*DATA IN THIS EXERCISE*:
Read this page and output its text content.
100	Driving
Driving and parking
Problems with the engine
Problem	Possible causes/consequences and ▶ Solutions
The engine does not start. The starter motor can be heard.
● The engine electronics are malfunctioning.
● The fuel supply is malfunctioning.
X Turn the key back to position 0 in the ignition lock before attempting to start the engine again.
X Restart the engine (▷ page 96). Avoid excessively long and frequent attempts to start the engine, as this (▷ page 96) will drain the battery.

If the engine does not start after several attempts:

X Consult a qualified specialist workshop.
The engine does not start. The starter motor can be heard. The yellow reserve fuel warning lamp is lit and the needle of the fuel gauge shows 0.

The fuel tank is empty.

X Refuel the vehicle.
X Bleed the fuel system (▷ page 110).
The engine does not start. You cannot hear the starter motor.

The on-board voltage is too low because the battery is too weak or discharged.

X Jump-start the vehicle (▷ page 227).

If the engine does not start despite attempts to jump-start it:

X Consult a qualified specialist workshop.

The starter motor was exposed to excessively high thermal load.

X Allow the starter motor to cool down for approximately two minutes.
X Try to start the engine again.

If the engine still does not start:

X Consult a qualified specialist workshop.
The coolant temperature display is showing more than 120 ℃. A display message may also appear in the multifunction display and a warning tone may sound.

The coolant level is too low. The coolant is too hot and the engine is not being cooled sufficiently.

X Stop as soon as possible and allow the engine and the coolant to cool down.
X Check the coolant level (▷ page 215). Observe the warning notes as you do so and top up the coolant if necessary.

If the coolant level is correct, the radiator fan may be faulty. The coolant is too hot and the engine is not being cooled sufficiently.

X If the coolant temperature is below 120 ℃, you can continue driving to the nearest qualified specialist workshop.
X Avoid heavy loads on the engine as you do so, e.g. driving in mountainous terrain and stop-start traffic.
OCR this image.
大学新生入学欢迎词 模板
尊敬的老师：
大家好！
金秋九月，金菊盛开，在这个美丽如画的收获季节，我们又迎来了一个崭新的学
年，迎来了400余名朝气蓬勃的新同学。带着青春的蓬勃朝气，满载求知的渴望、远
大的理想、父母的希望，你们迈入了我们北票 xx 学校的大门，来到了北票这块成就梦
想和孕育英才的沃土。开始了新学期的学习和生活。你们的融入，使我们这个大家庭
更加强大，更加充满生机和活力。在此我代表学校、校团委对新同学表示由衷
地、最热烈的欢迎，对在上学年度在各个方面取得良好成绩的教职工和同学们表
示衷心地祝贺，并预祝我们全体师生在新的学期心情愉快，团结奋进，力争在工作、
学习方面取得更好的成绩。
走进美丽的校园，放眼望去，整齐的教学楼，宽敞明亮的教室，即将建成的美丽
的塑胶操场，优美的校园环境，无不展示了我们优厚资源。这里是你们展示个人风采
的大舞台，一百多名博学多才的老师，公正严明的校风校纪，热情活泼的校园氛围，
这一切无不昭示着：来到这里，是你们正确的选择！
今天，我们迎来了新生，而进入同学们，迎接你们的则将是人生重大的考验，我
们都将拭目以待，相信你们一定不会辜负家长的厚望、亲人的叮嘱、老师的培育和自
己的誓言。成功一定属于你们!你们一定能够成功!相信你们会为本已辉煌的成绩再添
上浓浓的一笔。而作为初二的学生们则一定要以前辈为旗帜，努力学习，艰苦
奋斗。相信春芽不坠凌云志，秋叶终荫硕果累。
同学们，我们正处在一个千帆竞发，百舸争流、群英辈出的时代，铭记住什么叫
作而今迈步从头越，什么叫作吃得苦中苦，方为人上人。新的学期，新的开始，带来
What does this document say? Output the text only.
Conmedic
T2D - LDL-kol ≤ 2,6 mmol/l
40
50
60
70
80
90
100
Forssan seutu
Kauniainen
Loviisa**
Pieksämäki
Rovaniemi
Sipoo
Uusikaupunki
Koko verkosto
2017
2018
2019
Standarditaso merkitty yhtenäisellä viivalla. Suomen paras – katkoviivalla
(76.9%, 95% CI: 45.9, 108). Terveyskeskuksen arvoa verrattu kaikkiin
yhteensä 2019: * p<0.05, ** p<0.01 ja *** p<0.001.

*REQUIREMENTS*: Write out every line of the material again, exactly as it reads.

*EXERCISE ANSWER*:
Read this page and output its text content.
100	Driving
Driving and parking
Problems with the engine
Problem	Possible causes/consequences and ▶ Solutions
The engine does not start. The starter motor can be heard.
● The engine electronics are malfunctioning.
● The fuel supply is malfunctioning.
X Turn the key back to position 0 in the ignition lock before attempting to start the engine again.
X Restart the engine (▷ page 96). Avoid excessively long and frequent attempts to start the engine, as this (▷ page 96) will drain the battery.

If the engine does not start after several attempts:

X Consult a qualified specialist workshop.
The engine does not start. The starter motor can be heard. The yellow reserve fuel warning lamp is lit and the needle of the fuel gauge shows 0.

The fuel tank is empty.

X Refuel the vehicle.
X Bleed the fuel system (▷ page 110).
The engine does not start. You cannot hear the starter motor.

The on-board voltage is too low because the battery is too weak or discharged.

X Jump-start the vehicle (▷ page 227).

If the engine does not start despite attempts to jump-start it:

X Consult a qualified specialist workshop.

The starter motor was exposed to excessively high thermal load.

X Allow the starter motor to cool down for approximately two minutes.
X Try to start the engine again.

If the engine still does not start:

X Consult a qualified specialist workshop.
The coolant temperature display is showing more than 120 ℃. A display message may also appear in the multifunction display and a warning tone may sound.

The coolant level is too low. The coolant is too hot and the engine is not being cooled sufficiently.

X Stop as soon as possible and allow the engine and the coolant to cool down.
X Check the coolant level (▷ page 215). Observe the warning notes as you do so and top up the coolant if necessary.

If the coolant level is correct, the radiator fan may be faulty. The coolant is too hot and the engine is not being cooled sufficiently.

X If the coolant temperature is below 120 ℃, you can continue driving to the nearest qualified specialist workshop.
X Avoid heavy loads on the engine as you do so, e.g. driving in mountainous terrain and stop-start traffic.
OCR this image.
大学新生入学欢迎词 模板
尊敬的老师：
大家好！
金秋九月，金菊盛开，在这个美丽如画的收获季节，我们又迎来了一个崭新的学
年，迎来了400余名朝气蓬勃的新同学。带着青春的蓬勃朝气，满载求知的渴望、远
大的理想、父母的希望，你们迈入了我们北票 xx 学校的大门，来到了北票这块成就梦
想和孕育英才的沃土。开始了新学期的学习和生活。你们的融入，使我们这个大家庭
更加强大，更加充满生机和活力。在此我代表学校、校团委对新同学表示由衷
地、最热烈的欢迎，对在上学年度在各个方面取得良好成绩的教职工和同学们表
示衷心地祝贺，并预祝我们全体师生在新的学期心情愉快，团结奋进，力争在工作、
学习方面取得更好的成绩。
走进美丽的校园，放眼望去，整齐的教学楼，宽敞明亮的教室，即将建成的美丽
的塑胶操场，优美的校园环境，无不展示了我们优厚资源。这里是你们展示个人风采
的大舞台，一百多名博学多才的老师，公正严明的校风校纪，热情活泼的校园氛围，
这一切无不昭示着：来到这里，是你们正确的选择！
今天，我们迎来了新生，而进入同学们，迎接你们的则将是人生重大的考验，我
们都将拭目以待，相信你们一定不会辜负家长的厚望、亲人的叮嘱、老师的培育和自
己的誓言。成功一定属于你们!你们一定能够成功!相信你们会为本已辉煌的成绩再添
上浓浓的一笔。而作为初二的学生们则一定要以前辈为旗帜，努力学习，艰苦
奋斗。相信春芽不坠凌云志，秋叶终荫硕果累。
同学们，我们正处在一个千帆竞发，百舸争流、群英辈出的时代，铭记住什么叫
作而今迈步从头越，什么叫作吃得苦中苦，方为人上人。新的学期，新的开始，带来
What does this document say? Output the text only.
Conmedic
T2D - LDL-kol ≤ 2,6 mmol/l
40
50
60
70
80
90
100
Forssan seutu
Kauniainen
Loviisa**
Pieksämäki
Rovaniemi
Sipoo
Uusikaupunki
Koko verkosto
2017
2018
2019
Standarditaso merkitty yhtenäisellä viivalla. Suomen paras – katkoviivalla
(76.9%, 95% CI: 45.9, 108). Terveyskeskuksen arvoa verrattu kaikkiin
yhteensä 2019: * p<0.05, ** p<0.01 ja *** p<0.001.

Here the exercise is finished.